# What needs to be done
What follows is a block of records; reproduce all of it verbatim.

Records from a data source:
**********

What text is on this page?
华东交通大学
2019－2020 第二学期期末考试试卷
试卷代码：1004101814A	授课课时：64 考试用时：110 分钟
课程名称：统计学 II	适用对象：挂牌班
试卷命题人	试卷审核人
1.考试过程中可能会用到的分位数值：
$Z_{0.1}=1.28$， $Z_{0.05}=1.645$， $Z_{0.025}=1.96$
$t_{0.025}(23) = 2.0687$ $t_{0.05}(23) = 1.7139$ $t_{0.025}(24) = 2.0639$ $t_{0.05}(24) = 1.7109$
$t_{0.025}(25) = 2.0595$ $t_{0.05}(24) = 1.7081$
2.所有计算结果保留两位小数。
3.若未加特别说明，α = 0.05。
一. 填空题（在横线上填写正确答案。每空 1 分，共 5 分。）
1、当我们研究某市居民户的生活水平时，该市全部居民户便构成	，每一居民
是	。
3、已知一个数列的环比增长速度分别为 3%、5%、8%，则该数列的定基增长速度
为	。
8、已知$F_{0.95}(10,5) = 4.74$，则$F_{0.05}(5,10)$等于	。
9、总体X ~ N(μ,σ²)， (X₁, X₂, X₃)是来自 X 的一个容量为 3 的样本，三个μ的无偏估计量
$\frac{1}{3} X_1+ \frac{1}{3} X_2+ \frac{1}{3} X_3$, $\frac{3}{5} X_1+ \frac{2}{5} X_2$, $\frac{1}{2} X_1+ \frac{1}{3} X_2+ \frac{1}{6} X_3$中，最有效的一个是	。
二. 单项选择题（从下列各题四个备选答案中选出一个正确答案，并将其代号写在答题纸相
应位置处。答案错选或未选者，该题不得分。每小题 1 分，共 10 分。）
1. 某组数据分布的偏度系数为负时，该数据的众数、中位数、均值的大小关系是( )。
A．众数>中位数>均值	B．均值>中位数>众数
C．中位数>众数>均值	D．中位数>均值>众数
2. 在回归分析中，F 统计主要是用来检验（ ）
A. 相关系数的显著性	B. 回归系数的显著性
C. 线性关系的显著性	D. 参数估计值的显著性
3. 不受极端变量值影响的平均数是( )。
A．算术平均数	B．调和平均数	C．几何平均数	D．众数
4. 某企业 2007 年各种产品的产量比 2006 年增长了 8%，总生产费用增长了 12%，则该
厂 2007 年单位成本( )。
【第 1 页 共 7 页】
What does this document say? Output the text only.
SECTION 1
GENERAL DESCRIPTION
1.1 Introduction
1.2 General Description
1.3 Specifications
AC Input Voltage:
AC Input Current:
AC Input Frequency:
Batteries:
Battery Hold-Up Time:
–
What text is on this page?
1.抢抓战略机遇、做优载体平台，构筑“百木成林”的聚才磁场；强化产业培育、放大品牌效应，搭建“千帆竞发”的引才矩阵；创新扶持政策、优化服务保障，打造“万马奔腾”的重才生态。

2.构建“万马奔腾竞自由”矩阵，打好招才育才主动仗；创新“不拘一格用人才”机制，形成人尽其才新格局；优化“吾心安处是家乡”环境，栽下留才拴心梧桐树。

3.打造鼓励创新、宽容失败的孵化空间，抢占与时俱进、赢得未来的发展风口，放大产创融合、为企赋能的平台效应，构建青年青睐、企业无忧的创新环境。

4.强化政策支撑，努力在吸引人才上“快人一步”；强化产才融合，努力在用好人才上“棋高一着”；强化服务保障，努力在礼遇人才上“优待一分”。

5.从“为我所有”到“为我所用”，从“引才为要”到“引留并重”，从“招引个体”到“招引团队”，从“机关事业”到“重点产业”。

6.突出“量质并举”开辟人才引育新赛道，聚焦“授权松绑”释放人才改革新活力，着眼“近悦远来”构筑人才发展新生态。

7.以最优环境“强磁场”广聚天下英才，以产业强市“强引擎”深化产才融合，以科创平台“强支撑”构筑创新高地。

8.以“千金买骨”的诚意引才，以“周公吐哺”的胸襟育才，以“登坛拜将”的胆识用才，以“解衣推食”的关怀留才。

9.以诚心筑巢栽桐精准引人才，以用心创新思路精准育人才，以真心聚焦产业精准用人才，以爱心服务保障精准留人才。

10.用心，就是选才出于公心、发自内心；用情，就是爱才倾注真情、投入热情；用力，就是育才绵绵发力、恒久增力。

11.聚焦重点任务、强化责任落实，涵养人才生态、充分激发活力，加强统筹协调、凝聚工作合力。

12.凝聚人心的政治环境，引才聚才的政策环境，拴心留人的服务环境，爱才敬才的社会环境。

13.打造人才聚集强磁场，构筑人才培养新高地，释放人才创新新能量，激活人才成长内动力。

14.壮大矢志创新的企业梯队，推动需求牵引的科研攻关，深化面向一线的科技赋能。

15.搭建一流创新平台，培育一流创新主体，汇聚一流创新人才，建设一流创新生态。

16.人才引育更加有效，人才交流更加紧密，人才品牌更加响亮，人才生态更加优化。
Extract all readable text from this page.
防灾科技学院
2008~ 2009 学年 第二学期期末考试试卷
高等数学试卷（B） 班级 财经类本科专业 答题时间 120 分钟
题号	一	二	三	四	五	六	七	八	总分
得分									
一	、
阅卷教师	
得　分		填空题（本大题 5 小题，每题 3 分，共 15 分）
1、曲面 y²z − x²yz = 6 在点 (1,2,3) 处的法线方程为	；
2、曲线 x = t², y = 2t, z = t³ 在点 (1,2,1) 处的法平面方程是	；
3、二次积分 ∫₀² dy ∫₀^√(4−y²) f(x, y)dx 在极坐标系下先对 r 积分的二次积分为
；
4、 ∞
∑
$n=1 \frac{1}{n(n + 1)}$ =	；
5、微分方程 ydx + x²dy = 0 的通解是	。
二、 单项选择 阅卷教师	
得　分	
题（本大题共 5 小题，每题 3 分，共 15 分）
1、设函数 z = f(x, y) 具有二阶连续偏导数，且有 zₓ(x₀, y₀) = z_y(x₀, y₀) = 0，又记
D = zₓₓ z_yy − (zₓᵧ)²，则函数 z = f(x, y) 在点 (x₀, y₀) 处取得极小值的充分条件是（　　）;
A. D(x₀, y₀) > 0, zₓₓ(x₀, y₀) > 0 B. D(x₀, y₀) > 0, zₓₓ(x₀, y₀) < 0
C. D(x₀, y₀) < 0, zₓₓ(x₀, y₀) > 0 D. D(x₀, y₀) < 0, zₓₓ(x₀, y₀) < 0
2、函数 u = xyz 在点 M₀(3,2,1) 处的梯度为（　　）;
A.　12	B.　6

**********

# Solution for this problem
What text is on this page?
华东交通大学
2019－2020 第二学期期末考试试卷
试卷代码：1004101814A	授课课时：64 考试用时：110 分钟
课程名称：统计学 II	适用对象：挂牌班
试卷命题人	试卷审核人
1.考试过程中可能会用到的分位数值：
$Z_{0.1}=1.28$， $Z_{0.05}=1.645$， $Z_{0.025}=1.96$
$t_{0.025}(23) = 2.0687$ $t_{0.05}(23) = 1.7139$ $t_{0.025}(24) = 2.0639$ $t_{0.05}(24) = 1.7109$
$t_{0.025}(25) = 2.0595$ $t_{0.05}(24) = 1.7081$
2.所有计算结果保留两位小数。
3.若未加特别说明，α = 0.05。
一. 填空题（在横线上填写正确答案。每空 1 分，共 5 分。）
1、当我们研究某市居民户的生活水平时，该市全部居民户便构成	，每一居民
是	。
3、已知一个数列的环比增长速度分别为 3%、5%、8%，则该数列的定基增长速度
为	。
8、已知$F_{0.95}(10,5) = 4.74$，则$F_{0.05}(5,10)$等于	。
9、总体X ~ N(μ,σ²)， (X₁, X₂, X₃)是来自 X 的一个容量为 3 的样本，三个μ的无偏估计量
$\frac{1}{3} X_1+ \frac{1}{3} X_2+ \frac{1}{3} X_3$, $\frac{3}{5} X_1+ \frac{2}{5} X_2$, $\frac{1}{2} X_1+ \frac{1}{3} X_2+ \frac{1}{6} X_3$中，最有效的一个是	。
二. 单项选择题（从下列各题四个备选答案中选出一个正确答案，并将其代号写在答题纸相
应位置处。答案错选或未选者，该题不得分。每小题 1 分，共 10 分。）
1. 某组数据分布的偏度系数为负时，该数据的众数、中位数、均值的大小关系是( )。
A．众数>中位数>均值	B．均值>中位数>众数
C．中位数>众数>均值	D．中位数>均值>众数
2. 在回归分析中，F 统计主要是用来检验（ ）
A. 相关系数的显著性	B. 回归系数的显著性
C. 线性关系的显著性	D. 参数估计值的显著性
3. 不受极端变量值影响的平均数是( )。
A．算术平均数	B．调和平均数	C．几何平均数	D．众数
4. 某企业 2007 年各种产品的产量比 2006 年增长了 8%，总生产费用增长了 12%，则该
厂 2007 年单位成本( )。
【第 1 页 共 7 页】
What does this document say? Output the text only.
SECTION 1
GENERAL DESCRIPTION
1.1 Introduction
1.2 General Description
1.3 Specifications
AC Input Voltage:
AC Input Current:
AC Input Frequency:
Batteries:
Battery Hold-Up Time:
–
What text is on this page?
1.抢抓战略机遇、做优载体平台，构筑“百木成林”的聚才磁场；强化产业培育、放大品牌效应，搭建“千帆竞发”的引才矩阵；创新扶持政策、优化服务保障，打造“万马奔腾”的重才生态。

2.构建“万马奔腾竞自由”矩阵，打好招才育才主动仗；创新“不拘一格用人才”机制，形成人尽其才新格局；优化“吾心安处是家乡”环境，栽下留才拴心梧桐树。

3.打造鼓励创新、宽容失败的孵化空间，抢占与时俱进、赢得未来的发展风口，放大产创融合、为企赋能的平台效应，构建青年青睐、企业无忧的创新环境。

4.强化政策支撑，努力在吸引人才上“快人一步”；强化产才融合，努力在用好人才上“棋高一着”；强化服务保障，努力在礼遇人才上“优待一分”。

5.从“为我所有”到“为我所用”，从“引才为要”到“引留并重”，从“招引个体”到“招引团队”，从“机关事业”到“重点产业”。

6.突出“量质并举”开辟人才引育新赛道，聚焦“授权松绑”释放人才改革新活力，着眼“近悦远来”构筑人才发展新生态。

7.以最优环境“强磁场”广聚天下英才，以产业强市“强引擎”深化产才融合，以科创平台“强支撑”构筑创新高地。

8.以“千金买骨”的诚意引才，以“周公吐哺”的胸襟育才，以“登坛拜将”的胆识用才，以“解衣推食”的关怀留才。

9.以诚心筑巢栽桐精准引人才，以用心创新思路精准育人才，以真心聚焦产业精准用人才，以爱心服务保障精准留人才。

10.用心，就是选才出于公心、发自内心；用情，就是爱才倾注真情、投入热情；用力，就是育才绵绵发力、恒久增力。

11.聚焦重点任务、强化责任落实，涵养人才生态、充分激发活力，加强统筹协调、凝聚工作合力。

12.凝聚人心的政治环境，引才聚才的政策环境，拴心留人的服务环境，爱才敬才的社会环境。

13.打造人才聚集强磁场，构筑人才培养新高地，释放人才创新新能量，激活人才成长内动力。

14.壮大矢志创新的企业梯队，推动需求牵引的科研攻关，深化面向一线的科技赋能。

15.搭建一流创新平台，培育一流创新主体，汇聚一流创新人才，建设一流创新生态。

16.人才引育更加有效，人才交流更加紧密，人才品牌更加响亮，人才生态更加优化。
Extract all readable text from this page.
防灾科技学院
2008~ 2009 学年 第二学期期末考试试卷
高等数学试卷（B） 班级 财经类本科专业 答题时间 120 分钟
题号	一	二	三	四	五	六	七	八	总分
得分									
一	、
阅卷教师	
得　分		填空题（本大题 5 小题，每题 3 分，共 15 分）
1、曲面 y²z − x²yz = 6 在点 (1,2,3) 处的法线方程为	；
2、曲线 x = t², y = 2t, z = t³ 在点 (1,2,1) 处的法平面方程是	；
3、二次积分 ∫₀² dy ∫₀^√(4−y²) f(x, y)dx 在极坐标系下先对 r 积分的二次积分为
；
4、 ∞
∑
$n=1 \frac{1}{n(n + 1)}$ =	；
5、微分方程 ydx + x²dy = 0 的通解是	。
二、 单项选择 阅卷教师	
得　分	
题（本大题共 5 小题，每题 3 分，共 15 分）
1、设函数 z = f(x, y) 具有二阶连续偏导数，且有 zₓ(x₀, y₀) = z_y(x₀, y₀) = 0，又记
D = zₓₓ z_yy − (zₓᵧ)²，则函数 z = f(x, y) 在点 (x₀, y₀) 处取得极小值的充分条件是（　　）;
A. D(x₀, y₀) > 0, zₓₓ(x₀, y₀) > 0 B. D(x₀, y₀) > 0, zₓₓ(x₀, y₀) < 0
C. D(x₀, y₀) < 0, zₓₓ(x₀, y₀) > 0 D. D(x₀, y₀) < 0, zₓₓ(x₀, y₀) < 0
2、函数 u = xyz 在点 M₀(3,2,1) 处的梯度为（　　）;
A.　12	B.　6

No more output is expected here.